[Start of The data]

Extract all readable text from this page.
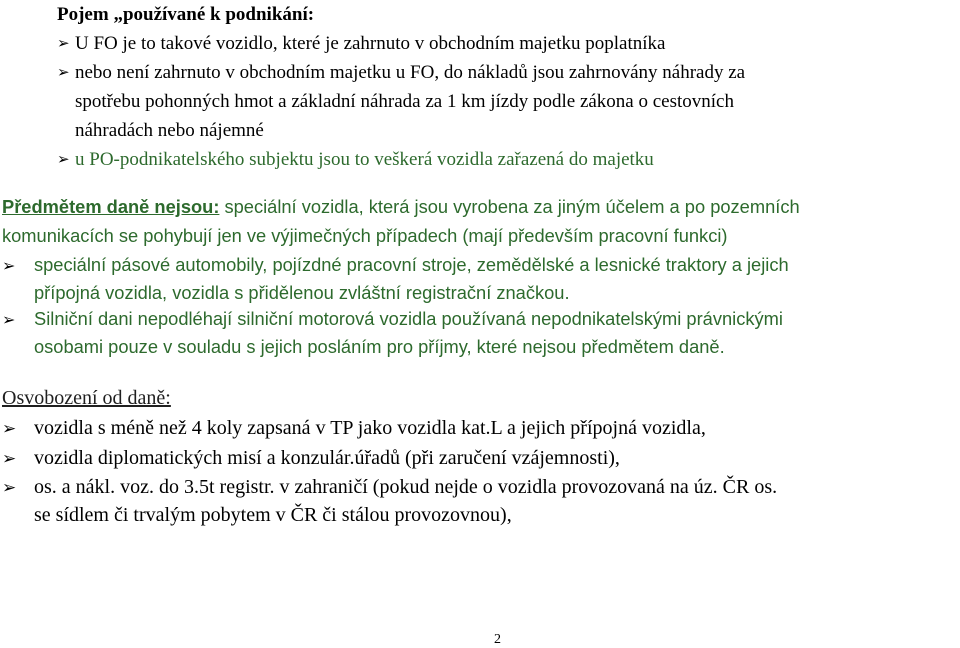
Pojem „používané k podnikání:
➢ U FO je to takové vozidlo, které je zahrnuto v obchodním majetku poplatníka
➢ nebo není zahrnuto v obchodním majetku u FO, do nákladů jsou zahrnovány náhrady za
spotřebu pohonných hmot a základní náhrada za 1 km jízdy podle zákona o cestovních
náhradách nebo nájemné
➢ u PO-podnikatelského subjektu jsou to veškerá vozidla zařazená do majetku
Předmětem daně nejsou: speciální vozidla, která jsou vyrobena za jiným účelem a po pozemních
komunikacích se pohybují jen ve výjimečných případech (mají především pracovní funkci)
➢ speciální pásové automobily, pojízdné pracovní stroje, zemědělské a lesnické traktory a jejich
přípojná vozidla, vozidla s přidělenou zvláštní registrační značkou.
➢ Silniční dani nepodléhají silniční motorová vozidla používaná nepodnikatelskými právnickými
osobami pouze v souladu s jejich posláním pro příjmy, které nejsou předmětem daně.
Osvobození od daně:
➢ vozidla s méně než 4 koly zapsaná v TP jako vozidla kat.L a jejich přípojná vozidla,
➢ vozidla diplomatických misí a konzulár.úřadů (při zaručení vzájemnosti),
➢ os. a nákl. voz. do 3.5t registr. v zahraničí (pokud nejde o vozidla provozovaná na úz. ČR os.
se sídlem či trvalým pobytem v ČR či stálou provozovnou),
2
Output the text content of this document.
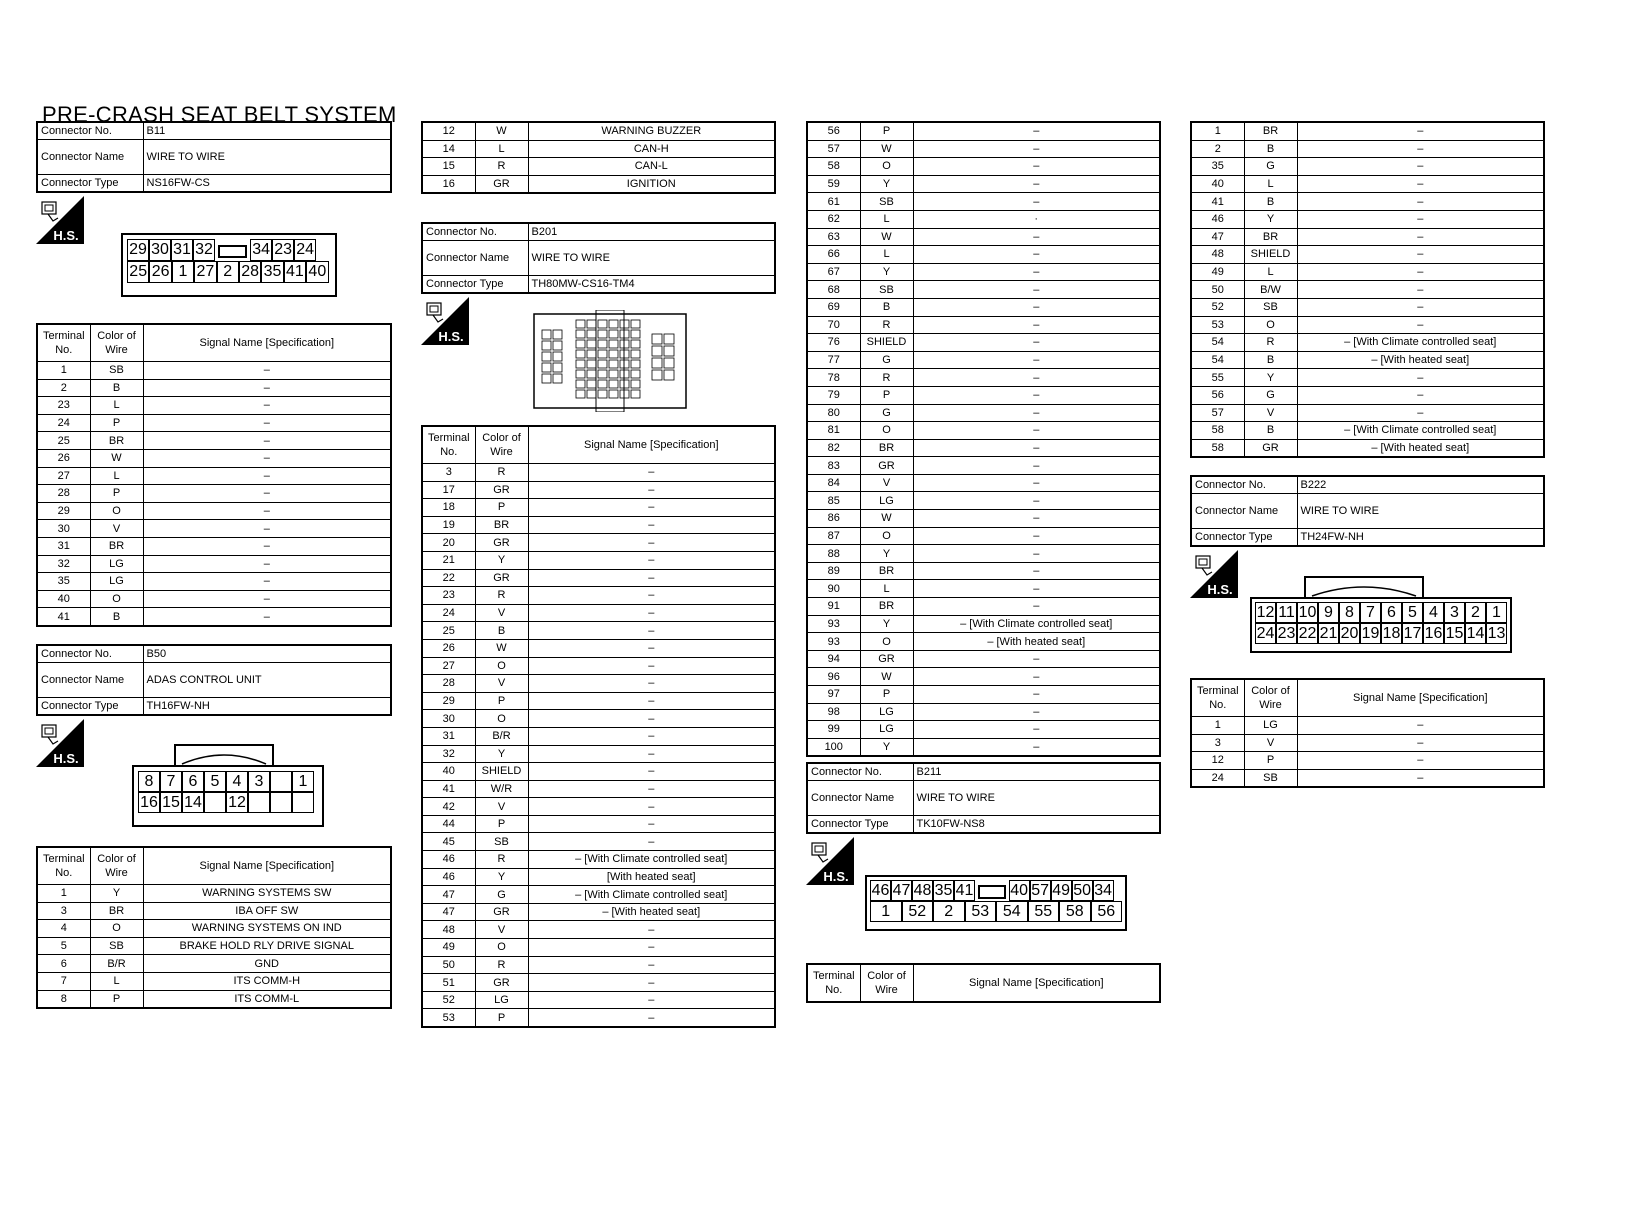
PRE-CRASH SEAT BELT SYSTEM
Connector No.	B11
Connector Name	WIRE TO WIRE
Connector Type	NS16FW-CS
H.S.
29 30 31 32 34 23 24
25 26 1 27 2 28 35 41 40
Terminal No.	Color of Wire	Signal Name [Specification]
1	SB	–
2	B	–
23	L	–
24	P	–
25	BR	–
26	W	–
27	L	–
28	P	–
29	O	–
30	V	–
31	BR	–
32	LG	–
35	LG	–
40	O	–
41	B	–
Connector No.	B50
Connector Name	ADAS CONTROL UNIT
Connector Type	TH16FW-NH
H.S.
8 7 6 5 4 3	1
16 15 14 12
Terminal No.	Color of Wire	Signal Name [Specification]
1	Y	WARNING SYSTEMS SW
3	BR	IBA OFF SW
4	O	WARNING SYSTEMS ON IND
5	SB	BRAKE HOLD RLY DRIVE SIGNAL
6	B/R	GND
7	L	ITS COMM-H
8	P	ITS COMM-L
12	W	WARNING BUZZER
14	L	CAN-H
15	R	CAN-L
16	GR	IGNITION
Connector No.	B201
Connector Name	WIRE TO WIRE
Connector Type	TH80MW-CS16-TM4
H.S.
Terminal No.	Color of Wire	Signal Name [Specification]
3	R	–
17	GR	–
18	P	–
19	BR	–
20	GR	–
21	Y	–
22	GR	–
23	R	–
24	V	–
25	B	–
26	W	–
27	O	–
28	V	–
29	P	–
30	O	–
31	B/R	–
32	Y	–
40	SHIELD	–
41	W/R	–
42	V	–
44	P	–
45	SB	–
46	R	– [With Climate controlled seat]
46	Y	[With heated seat]
47	G	– [With Climate controlled seat]
47	GR	– [With heated seat]
48	V	–
49	O	–
50	R	–
51	GR	–
52	LG	–
53	P	–
56	P	–
57	W	–
58	O	–
59	Y	–
61	SB	–
62	L	·
63	W	–
66	L	–
67	Y	–
68	SB	–
69	B	–
70	R	–
76	SHIELD	–
77	G	–
78	R	–
79	P	–
80	G	–
81	O	–
82	BR	–
83	GR	–
84	V	–
85	LG	–
86	W	–
87	O	–
88	Y	–
89	BR	–
90	L	–
91	BR	–
93	Y	– [With Climate controlled seat]
93	O	– [With heated seat]
94	GR	–
96	W	–
97	P	–
98	LG	–
99	LG	–
100	Y	–
Connector No.	B211
Connector Name	WIRE TO WIRE
Connector Type	TK10FW-NS8
H.S.
46 47 48 35 41 40 57 49 50 34
1	52	2	53 54 55 58 56
Terminal No.	Color of Wire	Signal Name [Specification]
1	BR	–
2	B	–
35	G	–
40	L	–
41	B	–
46	Y	–
47	BR	–
48	SHIELD	–
49	L	–
50	B/W	–
52	SB	–
53	O	–
54	R	– [With Climate controlled seat]
54	B	– [With heated seat]
55	Y	–
56	G	–
57	V	–
58	B	– [With Climate controlled seat]
58	GR	– [With heated seat]
Connector No.	B222
Connector Name	WIRE TO WIRE
Connector Type	TH24FW-NH
H.S.
12 11 10 9 8 7 6 5 4 3 2 1
24 23 22 21 20 19 18 17 16 15 14 13
Terminal No.	Color of Wire	Signal Name [Specification]
1	LG	–
3	V	–
12	P	–
24	SB	–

[End of The data]

Count each line above in which the string "majetku" appears, then state only the total.

*Reply:* 3